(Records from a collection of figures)
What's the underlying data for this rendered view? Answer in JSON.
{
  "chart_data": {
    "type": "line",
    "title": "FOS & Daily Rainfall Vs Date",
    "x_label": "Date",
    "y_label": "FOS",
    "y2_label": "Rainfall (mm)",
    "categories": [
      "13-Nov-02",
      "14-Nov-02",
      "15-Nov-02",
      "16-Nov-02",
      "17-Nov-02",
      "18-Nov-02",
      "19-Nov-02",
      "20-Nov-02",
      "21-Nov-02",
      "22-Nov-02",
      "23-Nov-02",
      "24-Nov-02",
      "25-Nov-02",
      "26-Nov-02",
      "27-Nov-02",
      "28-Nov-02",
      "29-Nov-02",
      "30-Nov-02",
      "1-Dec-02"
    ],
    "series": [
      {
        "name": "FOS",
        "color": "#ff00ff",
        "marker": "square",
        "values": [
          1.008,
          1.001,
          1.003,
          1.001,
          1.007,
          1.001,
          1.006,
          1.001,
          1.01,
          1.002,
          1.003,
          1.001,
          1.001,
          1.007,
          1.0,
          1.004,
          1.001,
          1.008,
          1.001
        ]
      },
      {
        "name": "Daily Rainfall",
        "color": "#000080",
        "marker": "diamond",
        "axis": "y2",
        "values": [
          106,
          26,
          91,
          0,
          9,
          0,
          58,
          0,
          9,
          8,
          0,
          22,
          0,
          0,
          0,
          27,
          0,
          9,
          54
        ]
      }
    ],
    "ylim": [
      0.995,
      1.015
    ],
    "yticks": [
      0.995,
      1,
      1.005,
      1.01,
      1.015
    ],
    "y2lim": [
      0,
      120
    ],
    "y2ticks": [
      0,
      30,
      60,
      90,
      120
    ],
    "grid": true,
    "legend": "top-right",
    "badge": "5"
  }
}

**REQUIREMENT**
Return the whole listing exactly, with every line included.

**FULL SOLUTION**
What's the underlying data for this rendered view? Answer in JSON.
{
  "chart_data": {
    "type": "line",
    "title": "FOS & Daily Rainfall Vs Date",
    "x_label": "Date",
    "y_label": "FOS",
    "y2_label": "Rainfall (mm)",
    "categories": [
      "13-Nov-02",
      "14-Nov-02",
      "15-Nov-02",
      "16-Nov-02",
      "17-Nov-02",
      "18-Nov-02",
      "19-Nov-02",
      "20-Nov-02",
      "21-Nov-02",
      "22-Nov-02",
      "23-Nov-02",
      "24-Nov-02",
      "25-Nov-02",
      "26-Nov-02",
      "27-Nov-02",
      "28-Nov-02",
      "29-Nov-02",
      "30-Nov-02",
      "1-Dec-02"
    ],
    "series": [
      {
        "name": "FOS",
        "color": "#ff00ff",
        "marker": "square",
        "values": [
          1.008,
          1.001,
          1.003,
          1.001,
          1.007,
          1.001,
          1.006,
          1.001,
          1.01,
          1.002,
          1.003,
          1.001,
          1.001,
          1.007,
          1.0,
          1.004,
          1.001,
          1.008,
          1.001
        ]
      },
      {
        "name": "Daily Rainfall",
        "color": "#000080",
        "marker": "diamond",
        "axis": "y2",
        "values": [
          106,
          26,
          91,
          0,
          9,
          0,
          58,
          0,
          9,
          8,
          0,
          22,
          0,
          0,
          0,
          27,
          0,
          9,
          54
        ]
      }
    ],
    "ylim": [
      0.995,
      1.015
    ],
    "yticks": [
      0.995,
      1,
      1.005,
      1.01,
      1.015
    ],
    "y2lim": [
      0,
      120
    ],
    "y2ticks": [
      0,
      30,
      60,
      90,
      120
    ],
    "grid": true,
    "legend": "top-right",
    "badge": "5"
  }
}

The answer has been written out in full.